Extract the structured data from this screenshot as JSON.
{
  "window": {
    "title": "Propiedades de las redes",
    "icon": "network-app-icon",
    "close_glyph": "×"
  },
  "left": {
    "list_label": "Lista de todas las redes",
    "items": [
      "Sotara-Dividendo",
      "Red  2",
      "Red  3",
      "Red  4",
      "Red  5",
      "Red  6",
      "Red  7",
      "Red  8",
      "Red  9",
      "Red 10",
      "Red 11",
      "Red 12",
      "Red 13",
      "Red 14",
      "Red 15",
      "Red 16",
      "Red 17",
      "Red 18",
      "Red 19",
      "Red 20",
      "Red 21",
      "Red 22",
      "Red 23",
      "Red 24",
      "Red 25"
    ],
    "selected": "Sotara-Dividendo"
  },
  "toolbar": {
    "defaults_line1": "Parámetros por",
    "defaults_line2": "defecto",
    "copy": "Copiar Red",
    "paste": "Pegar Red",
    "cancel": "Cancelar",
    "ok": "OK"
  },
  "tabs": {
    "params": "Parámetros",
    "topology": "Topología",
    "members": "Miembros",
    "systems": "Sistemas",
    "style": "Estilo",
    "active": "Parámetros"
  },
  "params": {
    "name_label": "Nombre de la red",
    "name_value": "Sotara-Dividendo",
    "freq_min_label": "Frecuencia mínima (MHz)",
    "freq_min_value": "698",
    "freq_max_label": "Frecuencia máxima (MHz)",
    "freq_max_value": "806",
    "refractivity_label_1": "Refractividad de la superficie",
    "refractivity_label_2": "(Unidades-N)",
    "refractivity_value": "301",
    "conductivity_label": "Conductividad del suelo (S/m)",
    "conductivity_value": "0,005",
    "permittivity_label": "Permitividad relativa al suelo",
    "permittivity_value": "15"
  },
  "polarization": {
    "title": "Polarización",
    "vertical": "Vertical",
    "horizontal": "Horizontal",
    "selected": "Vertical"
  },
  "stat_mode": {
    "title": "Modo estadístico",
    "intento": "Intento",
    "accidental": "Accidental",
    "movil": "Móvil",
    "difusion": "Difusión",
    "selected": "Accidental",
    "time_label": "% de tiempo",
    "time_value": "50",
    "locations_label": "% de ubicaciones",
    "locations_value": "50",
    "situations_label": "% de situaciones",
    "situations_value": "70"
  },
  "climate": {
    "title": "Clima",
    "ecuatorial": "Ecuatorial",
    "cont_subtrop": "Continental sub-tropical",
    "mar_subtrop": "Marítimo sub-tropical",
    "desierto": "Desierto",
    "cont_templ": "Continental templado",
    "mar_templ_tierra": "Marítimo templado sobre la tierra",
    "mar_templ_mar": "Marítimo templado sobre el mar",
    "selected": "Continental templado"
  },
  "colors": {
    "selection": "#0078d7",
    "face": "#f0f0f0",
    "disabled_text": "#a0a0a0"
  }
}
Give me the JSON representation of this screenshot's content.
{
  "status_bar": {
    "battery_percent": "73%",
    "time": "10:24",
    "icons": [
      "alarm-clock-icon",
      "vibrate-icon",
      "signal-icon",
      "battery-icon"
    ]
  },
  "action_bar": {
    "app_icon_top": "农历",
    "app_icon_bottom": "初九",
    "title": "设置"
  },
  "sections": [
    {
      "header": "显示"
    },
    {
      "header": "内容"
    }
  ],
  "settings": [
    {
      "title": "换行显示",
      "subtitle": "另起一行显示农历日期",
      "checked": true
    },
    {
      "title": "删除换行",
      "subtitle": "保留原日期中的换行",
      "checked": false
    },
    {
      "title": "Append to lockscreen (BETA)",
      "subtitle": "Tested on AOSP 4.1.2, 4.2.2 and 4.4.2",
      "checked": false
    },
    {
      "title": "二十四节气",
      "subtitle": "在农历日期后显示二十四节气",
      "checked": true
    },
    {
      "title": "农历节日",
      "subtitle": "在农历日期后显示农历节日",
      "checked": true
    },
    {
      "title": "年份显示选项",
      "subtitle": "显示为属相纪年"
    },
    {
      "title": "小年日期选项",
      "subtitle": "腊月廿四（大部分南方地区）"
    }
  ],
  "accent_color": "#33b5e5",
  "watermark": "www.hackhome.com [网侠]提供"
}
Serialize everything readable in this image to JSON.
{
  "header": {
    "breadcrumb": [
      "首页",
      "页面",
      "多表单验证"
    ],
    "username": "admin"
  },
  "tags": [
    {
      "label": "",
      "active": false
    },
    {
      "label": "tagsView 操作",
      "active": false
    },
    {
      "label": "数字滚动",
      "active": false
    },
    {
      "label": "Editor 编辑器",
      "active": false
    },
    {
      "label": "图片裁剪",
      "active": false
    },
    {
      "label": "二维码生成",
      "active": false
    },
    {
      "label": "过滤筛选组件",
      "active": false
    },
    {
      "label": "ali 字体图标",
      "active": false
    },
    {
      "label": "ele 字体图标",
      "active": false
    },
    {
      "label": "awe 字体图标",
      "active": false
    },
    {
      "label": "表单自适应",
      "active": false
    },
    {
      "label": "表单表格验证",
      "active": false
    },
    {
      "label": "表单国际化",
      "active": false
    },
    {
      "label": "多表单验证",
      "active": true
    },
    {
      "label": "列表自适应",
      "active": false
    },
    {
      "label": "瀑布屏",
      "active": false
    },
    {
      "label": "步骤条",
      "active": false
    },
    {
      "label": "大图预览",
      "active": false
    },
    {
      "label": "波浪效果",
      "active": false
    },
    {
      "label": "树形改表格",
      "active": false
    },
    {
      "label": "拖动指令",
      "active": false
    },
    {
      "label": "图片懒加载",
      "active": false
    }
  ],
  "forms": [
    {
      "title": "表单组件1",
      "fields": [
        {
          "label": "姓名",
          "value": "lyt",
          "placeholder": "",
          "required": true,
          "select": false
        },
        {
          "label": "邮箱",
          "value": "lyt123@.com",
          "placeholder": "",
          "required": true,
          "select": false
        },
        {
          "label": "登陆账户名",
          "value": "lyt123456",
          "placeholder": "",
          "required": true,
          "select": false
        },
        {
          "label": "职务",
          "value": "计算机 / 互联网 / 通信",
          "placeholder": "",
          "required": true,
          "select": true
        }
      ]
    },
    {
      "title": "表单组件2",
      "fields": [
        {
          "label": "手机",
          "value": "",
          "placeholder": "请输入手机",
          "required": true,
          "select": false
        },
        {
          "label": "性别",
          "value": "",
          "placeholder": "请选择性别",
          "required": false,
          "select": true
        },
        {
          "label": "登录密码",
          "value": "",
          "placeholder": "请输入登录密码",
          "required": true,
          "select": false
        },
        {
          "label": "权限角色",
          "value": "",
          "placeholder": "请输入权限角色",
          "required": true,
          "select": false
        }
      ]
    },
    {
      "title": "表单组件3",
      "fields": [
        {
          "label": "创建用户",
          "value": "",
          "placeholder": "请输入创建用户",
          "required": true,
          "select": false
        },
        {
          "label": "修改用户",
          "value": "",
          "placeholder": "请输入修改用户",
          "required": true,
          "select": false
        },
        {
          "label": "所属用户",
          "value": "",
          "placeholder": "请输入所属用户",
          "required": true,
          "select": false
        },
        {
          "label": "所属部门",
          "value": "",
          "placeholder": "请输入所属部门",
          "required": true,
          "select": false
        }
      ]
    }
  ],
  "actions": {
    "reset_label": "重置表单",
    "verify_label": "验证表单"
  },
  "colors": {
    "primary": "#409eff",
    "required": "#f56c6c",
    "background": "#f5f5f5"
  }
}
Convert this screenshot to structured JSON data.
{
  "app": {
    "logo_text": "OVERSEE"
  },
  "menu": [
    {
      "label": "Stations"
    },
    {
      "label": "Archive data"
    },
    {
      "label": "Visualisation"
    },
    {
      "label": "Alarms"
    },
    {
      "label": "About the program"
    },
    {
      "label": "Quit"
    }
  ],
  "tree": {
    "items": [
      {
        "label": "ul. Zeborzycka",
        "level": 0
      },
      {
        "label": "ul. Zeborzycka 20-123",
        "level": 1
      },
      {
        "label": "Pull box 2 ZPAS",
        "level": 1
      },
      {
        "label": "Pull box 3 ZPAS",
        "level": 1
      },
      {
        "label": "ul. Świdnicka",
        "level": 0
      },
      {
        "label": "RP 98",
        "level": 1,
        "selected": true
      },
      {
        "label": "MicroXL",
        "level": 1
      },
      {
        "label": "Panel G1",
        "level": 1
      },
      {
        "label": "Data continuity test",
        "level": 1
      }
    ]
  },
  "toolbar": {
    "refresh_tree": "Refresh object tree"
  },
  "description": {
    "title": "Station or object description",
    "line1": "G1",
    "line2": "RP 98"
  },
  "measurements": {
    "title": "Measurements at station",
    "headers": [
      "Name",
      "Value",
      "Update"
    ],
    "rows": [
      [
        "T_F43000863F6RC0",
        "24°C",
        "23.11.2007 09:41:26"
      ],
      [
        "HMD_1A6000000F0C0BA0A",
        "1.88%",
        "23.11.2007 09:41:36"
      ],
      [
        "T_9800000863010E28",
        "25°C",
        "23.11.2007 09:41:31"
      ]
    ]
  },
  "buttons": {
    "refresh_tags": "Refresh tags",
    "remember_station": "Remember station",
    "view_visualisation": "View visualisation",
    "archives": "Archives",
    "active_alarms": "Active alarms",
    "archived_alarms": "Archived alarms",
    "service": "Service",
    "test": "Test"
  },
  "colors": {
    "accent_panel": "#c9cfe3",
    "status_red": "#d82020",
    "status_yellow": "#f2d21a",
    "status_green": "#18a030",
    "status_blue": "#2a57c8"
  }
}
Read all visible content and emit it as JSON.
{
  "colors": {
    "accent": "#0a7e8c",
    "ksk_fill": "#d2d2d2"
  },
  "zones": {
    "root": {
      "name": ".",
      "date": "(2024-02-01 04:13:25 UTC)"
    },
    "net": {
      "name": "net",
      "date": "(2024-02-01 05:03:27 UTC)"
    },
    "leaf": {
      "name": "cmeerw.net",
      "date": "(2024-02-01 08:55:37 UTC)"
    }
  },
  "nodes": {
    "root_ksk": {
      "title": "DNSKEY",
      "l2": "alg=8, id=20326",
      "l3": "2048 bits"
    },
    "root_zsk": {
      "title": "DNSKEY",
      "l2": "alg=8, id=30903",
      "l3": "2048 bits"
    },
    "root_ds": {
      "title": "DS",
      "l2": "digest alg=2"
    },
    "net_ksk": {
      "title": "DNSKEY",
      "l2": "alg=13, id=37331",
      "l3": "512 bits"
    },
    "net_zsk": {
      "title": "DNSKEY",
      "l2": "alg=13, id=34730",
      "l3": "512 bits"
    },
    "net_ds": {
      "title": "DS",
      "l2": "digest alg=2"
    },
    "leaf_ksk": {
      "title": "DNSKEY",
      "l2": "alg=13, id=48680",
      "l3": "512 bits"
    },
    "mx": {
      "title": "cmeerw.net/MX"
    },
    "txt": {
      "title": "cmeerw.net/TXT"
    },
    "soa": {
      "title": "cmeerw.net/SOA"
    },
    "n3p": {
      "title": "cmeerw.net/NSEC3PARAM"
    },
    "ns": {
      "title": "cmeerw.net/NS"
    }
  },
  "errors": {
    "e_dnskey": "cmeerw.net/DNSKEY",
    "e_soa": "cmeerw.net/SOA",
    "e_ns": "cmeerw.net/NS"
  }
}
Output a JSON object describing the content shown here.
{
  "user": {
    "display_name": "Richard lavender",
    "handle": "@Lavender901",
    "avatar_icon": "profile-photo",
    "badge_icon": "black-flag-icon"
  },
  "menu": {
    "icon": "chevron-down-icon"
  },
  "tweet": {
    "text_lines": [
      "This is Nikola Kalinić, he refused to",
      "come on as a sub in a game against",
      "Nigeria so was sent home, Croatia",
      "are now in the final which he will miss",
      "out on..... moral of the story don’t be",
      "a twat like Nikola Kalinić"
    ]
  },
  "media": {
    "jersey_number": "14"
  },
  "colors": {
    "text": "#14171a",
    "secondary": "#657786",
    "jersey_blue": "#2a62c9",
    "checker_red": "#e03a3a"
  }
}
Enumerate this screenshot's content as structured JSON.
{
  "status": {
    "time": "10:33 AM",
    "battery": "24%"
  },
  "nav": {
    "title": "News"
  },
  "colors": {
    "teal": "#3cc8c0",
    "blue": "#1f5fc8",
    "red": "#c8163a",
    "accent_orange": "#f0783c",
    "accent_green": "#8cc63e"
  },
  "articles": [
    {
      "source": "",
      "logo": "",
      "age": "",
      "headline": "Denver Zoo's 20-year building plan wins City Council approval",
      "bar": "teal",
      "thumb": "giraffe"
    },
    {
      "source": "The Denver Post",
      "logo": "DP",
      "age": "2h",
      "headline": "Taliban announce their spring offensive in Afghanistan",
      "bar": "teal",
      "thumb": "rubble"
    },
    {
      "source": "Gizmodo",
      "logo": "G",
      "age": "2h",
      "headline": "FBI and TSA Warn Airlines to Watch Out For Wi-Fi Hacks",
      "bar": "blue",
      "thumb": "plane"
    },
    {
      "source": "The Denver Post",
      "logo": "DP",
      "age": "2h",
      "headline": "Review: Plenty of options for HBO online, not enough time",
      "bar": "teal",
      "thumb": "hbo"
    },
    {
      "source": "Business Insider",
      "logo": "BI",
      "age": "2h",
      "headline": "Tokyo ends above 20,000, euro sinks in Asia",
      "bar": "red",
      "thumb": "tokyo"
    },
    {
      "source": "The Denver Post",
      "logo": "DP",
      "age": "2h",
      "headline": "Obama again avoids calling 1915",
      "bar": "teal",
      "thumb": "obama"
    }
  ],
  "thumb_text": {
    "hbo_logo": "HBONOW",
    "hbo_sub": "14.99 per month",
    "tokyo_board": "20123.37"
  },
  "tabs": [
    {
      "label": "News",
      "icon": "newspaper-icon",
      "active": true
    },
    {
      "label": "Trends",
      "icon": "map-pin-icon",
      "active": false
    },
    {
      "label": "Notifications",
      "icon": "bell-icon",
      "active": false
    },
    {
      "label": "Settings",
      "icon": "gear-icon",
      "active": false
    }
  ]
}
|---|
▶ INSTRUCTIONS TO FOLLOW
In the material above, find the lines that contain "Kalinić" and show them.

▶ CORRECT OUTPUT
      "This is Nikola Kalinić, he refused to",
      "a twat like Nikola Kalinić"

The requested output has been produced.